* Instruction:
Each record below should be repeated precisely as written.

* Data lines:
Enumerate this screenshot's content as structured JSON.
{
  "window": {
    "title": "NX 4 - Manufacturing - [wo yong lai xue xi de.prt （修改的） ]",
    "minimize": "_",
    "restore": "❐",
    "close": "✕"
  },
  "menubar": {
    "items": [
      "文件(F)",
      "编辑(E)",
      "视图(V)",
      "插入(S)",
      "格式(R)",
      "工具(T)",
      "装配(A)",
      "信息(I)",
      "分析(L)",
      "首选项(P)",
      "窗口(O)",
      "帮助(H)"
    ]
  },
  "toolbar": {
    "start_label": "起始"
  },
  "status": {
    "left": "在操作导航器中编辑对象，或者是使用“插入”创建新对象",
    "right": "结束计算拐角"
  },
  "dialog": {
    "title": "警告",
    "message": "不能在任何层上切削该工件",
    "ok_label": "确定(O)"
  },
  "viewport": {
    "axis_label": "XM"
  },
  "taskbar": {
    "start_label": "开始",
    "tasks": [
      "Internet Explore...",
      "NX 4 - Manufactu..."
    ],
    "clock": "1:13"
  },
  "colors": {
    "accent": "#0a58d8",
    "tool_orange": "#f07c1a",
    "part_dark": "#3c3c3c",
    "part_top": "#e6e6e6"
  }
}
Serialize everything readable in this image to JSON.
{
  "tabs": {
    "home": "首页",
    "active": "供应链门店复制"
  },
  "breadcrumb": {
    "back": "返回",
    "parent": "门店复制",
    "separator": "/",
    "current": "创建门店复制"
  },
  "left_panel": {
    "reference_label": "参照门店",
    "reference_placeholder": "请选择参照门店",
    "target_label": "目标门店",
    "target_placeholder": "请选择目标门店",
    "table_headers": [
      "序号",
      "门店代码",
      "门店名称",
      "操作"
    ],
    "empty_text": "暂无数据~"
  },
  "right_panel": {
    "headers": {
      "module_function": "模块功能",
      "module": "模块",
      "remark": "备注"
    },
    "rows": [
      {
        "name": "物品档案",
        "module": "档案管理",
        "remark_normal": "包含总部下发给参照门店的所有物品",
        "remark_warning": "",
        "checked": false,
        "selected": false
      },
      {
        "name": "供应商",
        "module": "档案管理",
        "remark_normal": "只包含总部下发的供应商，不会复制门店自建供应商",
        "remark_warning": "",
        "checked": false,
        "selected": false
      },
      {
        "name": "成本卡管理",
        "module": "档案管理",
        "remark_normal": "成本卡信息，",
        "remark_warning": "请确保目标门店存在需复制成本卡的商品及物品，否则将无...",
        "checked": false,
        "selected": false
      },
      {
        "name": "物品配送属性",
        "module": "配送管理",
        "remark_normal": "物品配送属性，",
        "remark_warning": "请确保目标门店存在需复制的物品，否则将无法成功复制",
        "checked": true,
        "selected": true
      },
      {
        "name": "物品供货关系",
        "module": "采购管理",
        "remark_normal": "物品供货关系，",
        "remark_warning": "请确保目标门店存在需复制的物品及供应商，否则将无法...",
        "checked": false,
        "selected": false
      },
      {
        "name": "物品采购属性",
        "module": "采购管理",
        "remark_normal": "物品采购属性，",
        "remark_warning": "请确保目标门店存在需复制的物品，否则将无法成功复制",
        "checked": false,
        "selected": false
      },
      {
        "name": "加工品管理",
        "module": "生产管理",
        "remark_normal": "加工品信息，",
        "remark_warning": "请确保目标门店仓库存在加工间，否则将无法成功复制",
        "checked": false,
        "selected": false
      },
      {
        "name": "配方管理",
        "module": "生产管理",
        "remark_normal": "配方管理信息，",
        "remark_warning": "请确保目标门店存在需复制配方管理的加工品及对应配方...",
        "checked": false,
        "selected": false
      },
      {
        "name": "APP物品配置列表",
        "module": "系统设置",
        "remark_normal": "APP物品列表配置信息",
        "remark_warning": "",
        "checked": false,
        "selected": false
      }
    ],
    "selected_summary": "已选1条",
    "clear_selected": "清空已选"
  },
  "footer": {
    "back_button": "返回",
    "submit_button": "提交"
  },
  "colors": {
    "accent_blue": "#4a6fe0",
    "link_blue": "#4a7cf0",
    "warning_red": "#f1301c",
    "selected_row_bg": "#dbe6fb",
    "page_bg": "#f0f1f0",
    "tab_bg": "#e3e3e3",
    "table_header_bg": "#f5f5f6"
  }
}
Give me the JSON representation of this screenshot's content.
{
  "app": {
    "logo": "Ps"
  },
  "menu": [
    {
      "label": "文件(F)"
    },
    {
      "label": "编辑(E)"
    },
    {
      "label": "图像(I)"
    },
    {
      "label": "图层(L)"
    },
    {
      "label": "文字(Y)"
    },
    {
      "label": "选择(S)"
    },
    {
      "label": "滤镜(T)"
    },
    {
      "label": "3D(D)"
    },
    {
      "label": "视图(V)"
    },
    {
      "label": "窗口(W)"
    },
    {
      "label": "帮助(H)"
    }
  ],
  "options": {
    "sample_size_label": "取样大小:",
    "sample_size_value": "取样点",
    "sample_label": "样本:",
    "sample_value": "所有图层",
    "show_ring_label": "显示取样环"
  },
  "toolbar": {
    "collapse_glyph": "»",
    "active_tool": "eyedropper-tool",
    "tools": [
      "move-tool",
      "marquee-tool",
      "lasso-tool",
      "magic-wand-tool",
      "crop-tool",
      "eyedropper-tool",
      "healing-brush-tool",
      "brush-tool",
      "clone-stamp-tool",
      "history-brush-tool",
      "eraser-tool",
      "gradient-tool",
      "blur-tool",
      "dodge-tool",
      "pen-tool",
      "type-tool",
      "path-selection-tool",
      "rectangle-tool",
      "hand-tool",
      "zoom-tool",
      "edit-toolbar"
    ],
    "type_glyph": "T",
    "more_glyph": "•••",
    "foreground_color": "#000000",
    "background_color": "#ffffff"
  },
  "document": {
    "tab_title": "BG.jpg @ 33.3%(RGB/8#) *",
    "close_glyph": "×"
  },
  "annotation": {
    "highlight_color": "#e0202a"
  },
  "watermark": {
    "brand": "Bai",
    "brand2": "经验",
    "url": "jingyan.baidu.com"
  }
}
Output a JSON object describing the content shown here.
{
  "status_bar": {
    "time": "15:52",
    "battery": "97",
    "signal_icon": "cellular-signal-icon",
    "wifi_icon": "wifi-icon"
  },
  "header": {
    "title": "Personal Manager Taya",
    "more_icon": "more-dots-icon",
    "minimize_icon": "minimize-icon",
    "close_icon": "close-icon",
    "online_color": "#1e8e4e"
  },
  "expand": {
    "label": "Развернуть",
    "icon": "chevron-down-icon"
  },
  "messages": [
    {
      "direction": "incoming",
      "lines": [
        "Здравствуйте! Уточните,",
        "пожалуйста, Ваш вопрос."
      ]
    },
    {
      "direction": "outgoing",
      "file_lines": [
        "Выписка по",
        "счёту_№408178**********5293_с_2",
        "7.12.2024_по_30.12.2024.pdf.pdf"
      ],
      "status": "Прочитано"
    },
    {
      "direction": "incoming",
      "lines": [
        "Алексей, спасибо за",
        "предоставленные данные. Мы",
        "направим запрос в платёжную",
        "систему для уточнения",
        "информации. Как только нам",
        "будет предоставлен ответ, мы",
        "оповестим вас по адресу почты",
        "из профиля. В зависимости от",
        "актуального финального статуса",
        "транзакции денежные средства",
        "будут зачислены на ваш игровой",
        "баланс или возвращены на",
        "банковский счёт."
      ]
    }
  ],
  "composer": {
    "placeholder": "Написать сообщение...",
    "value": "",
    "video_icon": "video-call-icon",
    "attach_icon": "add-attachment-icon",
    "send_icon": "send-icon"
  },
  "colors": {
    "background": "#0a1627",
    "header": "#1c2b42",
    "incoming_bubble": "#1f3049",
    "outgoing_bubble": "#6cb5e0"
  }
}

* Task answer:
Enumerate this screenshot's content as structured JSON.
{
  "window": {
    "title": "NX 4 - Manufacturing - [wo yong lai xue xi de.prt （修改的） ]",
    "minimize": "_",
    "restore": "❐",
    "close": "✕"
  },
  "menubar": {
    "items": [
      "文件(F)",
      "编辑(E)",
      "视图(V)",
      "插入(S)",
      "格式(R)",
      "工具(T)",
      "装配(A)",
      "信息(I)",
      "分析(L)",
      "首选项(P)",
      "窗口(O)",
      "帮助(H)"
    ]
  },
  "toolbar": {
    "start_label": "起始"
  },
  "status": {
    "left": "在操作导航器中编辑对象，或者是使用“插入”创建新对象",
    "right": "结束计算拐角"
  },
  "dialog": {
    "title": "警告",
    "message": "不能在任何层上切削该工件",
    "ok_label": "确定(O)"
  },
  "viewport": {
    "axis_label": "XM"
  },
  "taskbar": {
    "start_label": "开始",
    "tasks": [
      "Internet Explore...",
      "NX 4 - Manufactu..."
    ],
    "clock": "1:13"
  },
  "colors": {
    "accent": "#0a58d8",
    "tool_orange": "#f07c1a",
    "part_dark": "#3c3c3c",
    "part_top": "#e6e6e6"
  }
}
Serialize everything readable in this image to JSON.
{
  "tabs": {
    "home": "首页",
    "active": "供应链门店复制"
  },
  "breadcrumb": {
    "back": "返回",
    "parent": "门店复制",
    "separator": "/",
    "current": "创建门店复制"
  },
  "left_panel": {
    "reference_label": "参照门店",
    "reference_placeholder": "请选择参照门店",
    "target_label": "目标门店",
    "target_placeholder": "请选择目标门店",
    "table_headers": [
      "序号",
      "门店代码",
      "门店名称",
      "操作"
    ],
    "empty_text": "暂无数据~"
  },
  "right_panel": {
    "headers": {
      "module_function": "模块功能",
      "module": "模块",
      "remark": "备注"
    },
    "rows": [
      {
        "name": "物品档案",
        "module": "档案管理",
        "remark_normal": "包含总部下发给参照门店的所有物品",
        "remark_warning": "",
        "checked": false,
        "selected": false
      },
      {
        "name": "供应商",
        "module": "档案管理",
        "remark_normal": "只包含总部下发的供应商，不会复制门店自建供应商",
        "remark_warning": "",
        "checked": false,
        "selected": false
      },
      {
        "name": "成本卡管理",
        "module": "档案管理",
        "remark_normal": "成本卡信息，",
        "remark_warning": "请确保目标门店存在需复制成本卡的商品及物品，否则将无...",
        "checked": false,
        "selected": false
      },
      {
        "name": "物品配送属性",
        "module": "配送管理",
        "remark_normal": "物品配送属性，",
        "remark_warning": "请确保目标门店存在需复制的物品，否则将无法成功复制",
        "checked": true,
        "selected": true
      },
      {
        "name": "物品供货关系",
        "module": "采购管理",
        "remark_normal": "物品供货关系，",
        "remark_warning": "请确保目标门店存在需复制的物品及供应商，否则将无法...",
        "checked": false,
        "selected": false
      },
      {
        "name": "物品采购属性",
        "module": "采购管理",
        "remark_normal": "物品采购属性，",
        "remark_warning": "请确保目标门店存在需复制的物品，否则将无法成功复制",
        "checked": false,
        "selected": false
      },
      {
        "name": "加工品管理",
        "module": "生产管理",
        "remark_normal": "加工品信息，",
        "remark_warning": "请确保目标门店仓库存在加工间，否则将无法成功复制",
        "checked": false,
        "selected": false
      },
      {
        "name": "配方管理",
        "module": "生产管理",
        "remark_normal": "配方管理信息，",
        "remark_warning": "请确保目标门店存在需复制配方管理的加工品及对应配方...",
        "checked": false,
        "selected": false
      },
      {
        "name": "APP物品配置列表",
        "module": "系统设置",
        "remark_normal": "APP物品列表配置信息",
        "remark_warning": "",
        "checked": false,
        "selected": false
      }
    ],
    "selected_summary": "已选1条",
    "clear_selected": "清空已选"
  },
  "footer": {
    "back_button": "返回",
    "submit_button": "提交"
  },
  "colors": {
    "accent_blue": "#4a6fe0",
    "link_blue": "#4a7cf0",
    "warning_red": "#f1301c",
    "selected_row_bg": "#dbe6fb",
    "page_bg": "#f0f1f0",
    "tab_bg": "#e3e3e3",
    "table_header_bg": "#f5f5f6"
  }
}
Give me the JSON representation of this screenshot's content.
{
  "app": {
    "logo": "Ps"
  },
  "menu": [
    {
      "label": "文件(F)"
    },
    {
      "label": "编辑(E)"
    },
    {
      "label": "图像(I)"
    },
    {
      "label": "图层(L)"
    },
    {
      "label": "文字(Y)"
    },
    {
      "label": "选择(S)"
    },
    {
      "label": "滤镜(T)"
    },
    {
      "label": "3D(D)"
    },
    {
      "label": "视图(V)"
    },
    {
      "label": "窗口(W)"
    },
    {
      "label": "帮助(H)"
    }
  ],
  "options": {
    "sample_size_label": "取样大小:",
    "sample_size_value": "取样点",
    "sample_label": "样本:",
    "sample_value": "所有图层",
    "show_ring_label": "显示取样环"
  },
  "toolbar": {
    "collapse_glyph": "»",
    "active_tool": "eyedropper-tool",
    "tools": [
      "move-tool",
      "marquee-tool",
      "lasso-tool",
      "magic-wand-tool",
      "crop-tool",
      "eyedropper-tool",
      "healing-brush-tool",
      "brush-tool",
      "clone-stamp-tool",
      "history-brush-tool",
      "eraser-tool",
      "gradient-tool",
      "blur-tool",
      "dodge-tool",
      "pen-tool",
      "type-tool",
      "path-selection-tool",
      "rectangle-tool",
      "hand-tool",
      "zoom-tool",
      "edit-toolbar"
    ],
    "type_glyph": "T",
    "more_glyph": "•••",
    "foreground_color": "#000000",
    "background_color": "#ffffff"
  },
  "document": {
    "tab_title": "BG.jpg @ 33.3%(RGB/8#) *",
    "close_glyph": "×"
  },
  "annotation": {
    "highlight_color": "#e0202a"
  },
  "watermark": {
    "brand": "Bai",
    "brand2": "经验",
    "url": "jingyan.baidu.com"
  }
}
Output a JSON object describing the content shown here.
{
  "status_bar": {
    "time": "15:52",
    "battery": "97",
    "signal_icon": "cellular-signal-icon",
    "wifi_icon": "wifi-icon"
  },
  "header": {
    "title": "Personal Manager Taya",
    "more_icon": "more-dots-icon",
    "minimize_icon": "minimize-icon",
    "close_icon": "close-icon",
    "online_color": "#1e8e4e"
  },
  "expand": {
    "label": "Развернуть",
    "icon": "chevron-down-icon"
  },
  "messages": [
    {
      "direction": "incoming",
      "lines": [
        "Здравствуйте! Уточните,",
        "пожалуйста, Ваш вопрос."
      ]
    },
    {
      "direction": "outgoing",
      "file_lines": [
        "Выписка по",
        "счёту_№408178**********5293_с_2",
        "7.12.2024_по_30.12.2024.pdf.pdf"
      ],
      "status": "Прочитано"
    },
    {
      "direction": "incoming",
      "lines": [
        "Алексей, спасибо за",
        "предоставленные данные. Мы",
        "направим запрос в платёжную",
        "систему для уточнения",
        "информации. Как только нам",
        "будет предоставлен ответ, мы",
        "оповестим вас по адресу почты",
        "из профиля. В зависимости от",
        "актуального финального статуса",
        "транзакции денежные средства",
        "будут зачислены на ваш игровой",
        "баланс или возвращены на",
        "банковский счёт."
      ]
    }
  ],
  "composer": {
    "placeholder": "Написать сообщение...",
    "value": "",
    "video_icon": "video-call-icon",
    "attach_icon": "add-attachment-icon",
    "send_icon": "send-icon"
  },
  "colors": {
    "background": "#0a1627",
    "header": "#1c2b42",
    "incoming_bubble": "#1f3049",
    "outgoing_bubble": "#6cb5e0"
  }
}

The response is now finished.